> [Provided records]:
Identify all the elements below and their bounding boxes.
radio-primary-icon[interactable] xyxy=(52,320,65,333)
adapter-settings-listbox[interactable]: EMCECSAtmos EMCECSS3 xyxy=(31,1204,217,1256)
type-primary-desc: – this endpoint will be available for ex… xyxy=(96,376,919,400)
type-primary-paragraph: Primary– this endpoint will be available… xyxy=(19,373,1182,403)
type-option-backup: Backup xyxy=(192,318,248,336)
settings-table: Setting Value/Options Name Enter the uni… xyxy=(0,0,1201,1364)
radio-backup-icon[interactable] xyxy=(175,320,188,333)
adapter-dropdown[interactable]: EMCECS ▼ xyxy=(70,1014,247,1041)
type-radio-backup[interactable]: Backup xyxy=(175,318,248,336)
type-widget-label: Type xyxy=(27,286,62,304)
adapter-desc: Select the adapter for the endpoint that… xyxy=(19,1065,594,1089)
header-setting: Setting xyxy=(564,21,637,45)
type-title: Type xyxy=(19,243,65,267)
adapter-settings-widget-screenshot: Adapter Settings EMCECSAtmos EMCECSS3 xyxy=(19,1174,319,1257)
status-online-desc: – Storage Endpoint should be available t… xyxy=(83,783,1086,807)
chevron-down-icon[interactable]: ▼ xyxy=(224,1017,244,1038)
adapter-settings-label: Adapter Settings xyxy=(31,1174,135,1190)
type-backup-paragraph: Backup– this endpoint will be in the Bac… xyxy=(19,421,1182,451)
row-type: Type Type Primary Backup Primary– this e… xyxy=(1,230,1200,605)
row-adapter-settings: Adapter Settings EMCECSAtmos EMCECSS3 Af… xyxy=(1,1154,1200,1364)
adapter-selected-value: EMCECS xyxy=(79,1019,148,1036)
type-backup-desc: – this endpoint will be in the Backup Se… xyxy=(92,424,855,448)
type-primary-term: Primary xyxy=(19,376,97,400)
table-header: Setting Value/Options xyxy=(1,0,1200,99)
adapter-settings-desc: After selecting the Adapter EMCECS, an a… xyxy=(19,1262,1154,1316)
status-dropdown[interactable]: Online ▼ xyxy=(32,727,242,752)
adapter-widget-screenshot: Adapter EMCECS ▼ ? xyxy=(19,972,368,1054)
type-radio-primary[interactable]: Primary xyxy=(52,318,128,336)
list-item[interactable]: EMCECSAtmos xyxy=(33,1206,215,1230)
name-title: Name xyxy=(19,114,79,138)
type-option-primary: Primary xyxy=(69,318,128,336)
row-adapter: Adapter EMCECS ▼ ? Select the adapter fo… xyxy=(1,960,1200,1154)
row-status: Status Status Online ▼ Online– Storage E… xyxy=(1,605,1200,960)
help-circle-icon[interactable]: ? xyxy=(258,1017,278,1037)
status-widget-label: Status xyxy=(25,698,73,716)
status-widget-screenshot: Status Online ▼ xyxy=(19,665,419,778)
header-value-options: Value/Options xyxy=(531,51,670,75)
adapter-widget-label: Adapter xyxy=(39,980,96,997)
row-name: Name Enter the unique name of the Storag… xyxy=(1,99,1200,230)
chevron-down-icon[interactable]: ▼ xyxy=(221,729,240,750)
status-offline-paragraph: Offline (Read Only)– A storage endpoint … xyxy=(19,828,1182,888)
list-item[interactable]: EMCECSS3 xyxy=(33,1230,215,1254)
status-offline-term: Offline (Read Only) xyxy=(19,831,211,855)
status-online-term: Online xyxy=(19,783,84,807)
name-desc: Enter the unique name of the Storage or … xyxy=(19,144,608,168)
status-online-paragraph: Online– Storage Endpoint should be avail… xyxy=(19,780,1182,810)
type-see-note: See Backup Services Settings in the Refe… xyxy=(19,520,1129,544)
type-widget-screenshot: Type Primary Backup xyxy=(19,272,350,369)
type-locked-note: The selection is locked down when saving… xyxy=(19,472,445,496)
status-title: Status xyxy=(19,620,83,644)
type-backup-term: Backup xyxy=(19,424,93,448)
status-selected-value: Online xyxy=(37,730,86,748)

> [Task to complete]: Copy every line of the records above word for word, with no changes.

> [Expected answer]:
Identify all the elements below and their bounding boxes.
radio-primary-icon[interactable] xyxy=(52,320,65,333)
adapter-settings-listbox[interactable]: EMCECSAtmos EMCECSS3 xyxy=(31,1204,217,1256)
type-primary-desc: – this endpoint will be available for ex… xyxy=(96,376,919,400)
type-primary-paragraph: Primary– this endpoint will be available… xyxy=(19,373,1182,403)
type-option-backup: Backup xyxy=(192,318,248,336)
settings-table: Setting Value/Options Name Enter the uni… xyxy=(0,0,1201,1364)
radio-backup-icon[interactable] xyxy=(175,320,188,333)
adapter-dropdown[interactable]: EMCECS ▼ xyxy=(70,1014,247,1041)
type-radio-backup[interactable]: Backup xyxy=(175,318,248,336)
type-widget-label: Type xyxy=(27,286,62,304)
adapter-desc: Select the adapter for the endpoint that… xyxy=(19,1065,594,1089)
header-setting: Setting xyxy=(564,21,637,45)
type-title: Type xyxy=(19,243,65,267)
adapter-settings-widget-screenshot: Adapter Settings EMCECSAtmos EMCECSS3 xyxy=(19,1174,319,1257)
status-online-desc: – Storage Endpoint should be available t… xyxy=(83,783,1086,807)
chevron-down-icon[interactable]: ▼ xyxy=(224,1017,244,1038)
adapter-settings-label: Adapter Settings xyxy=(31,1174,135,1190)
type-backup-paragraph: Backup– this endpoint will be in the Bac… xyxy=(19,421,1182,451)
row-type: Type Type Primary Backup Primary– this e… xyxy=(1,230,1200,605)
row-adapter-settings: Adapter Settings EMCECSAtmos EMCECSS3 Af… xyxy=(1,1154,1200,1364)
adapter-selected-value: EMCECS xyxy=(79,1019,148,1036)
type-backup-desc: – this endpoint will be in the Backup Se… xyxy=(92,424,855,448)
type-primary-term: Primary xyxy=(19,376,97,400)
table-header: Setting Value/Options xyxy=(1,0,1200,99)
adapter-settings-desc: After selecting the Adapter EMCECS, an a… xyxy=(19,1262,1154,1316)
status-dropdown[interactable]: Online ▼ xyxy=(32,727,242,752)
adapter-widget-screenshot: Adapter EMCECS ▼ ? xyxy=(19,972,368,1054)
type-radio-primary[interactable]: Primary xyxy=(52,318,128,336)
list-item[interactable]: EMCECSAtmos xyxy=(33,1206,215,1230)
name-title: Name xyxy=(19,114,79,138)
type-option-primary: Primary xyxy=(69,318,128,336)
row-adapter: Adapter EMCECS ▼ ? Select the adapter fo… xyxy=(1,960,1200,1154)
row-status: Status Status Online ▼ Online– Storage E… xyxy=(1,605,1200,960)
help-circle-icon[interactable]: ? xyxy=(258,1017,278,1037)
status-widget-label: Status xyxy=(25,698,73,716)
status-widget-screenshot: Status Online ▼ xyxy=(19,665,419,778)
header-value-options: Value/Options xyxy=(531,51,670,75)
adapter-widget-label: Adapter xyxy=(39,980,96,997)
row-name: Name Enter the unique name of the Storag… xyxy=(1,99,1200,230)
chevron-down-icon[interactable]: ▼ xyxy=(221,729,240,750)
status-offline-paragraph: Offline (Read Only)– A storage endpoint … xyxy=(19,828,1182,888)
list-item[interactable]: EMCECSS3 xyxy=(33,1230,215,1254)
status-offline-term: Offline (Read Only) xyxy=(19,831,211,855)
status-online-term: Online xyxy=(19,783,84,807)
name-desc: Enter the unique name of the Storage or … xyxy=(19,144,608,168)
status-online-paragraph: Online– Storage Endpoint should be avail… xyxy=(19,780,1182,810)
type-see-note: See Backup Services Settings in the Refe… xyxy=(19,520,1129,544)
type-widget-screenshot: Type Primary Backup xyxy=(19,272,350,369)
type-locked-note: The selection is locked down when saving… xyxy=(19,472,445,496)
status-title: Status xyxy=(19,620,83,644)
type-backup-term: Backup xyxy=(19,424,93,448)
status-selected-value: Online xyxy=(37,730,86,748)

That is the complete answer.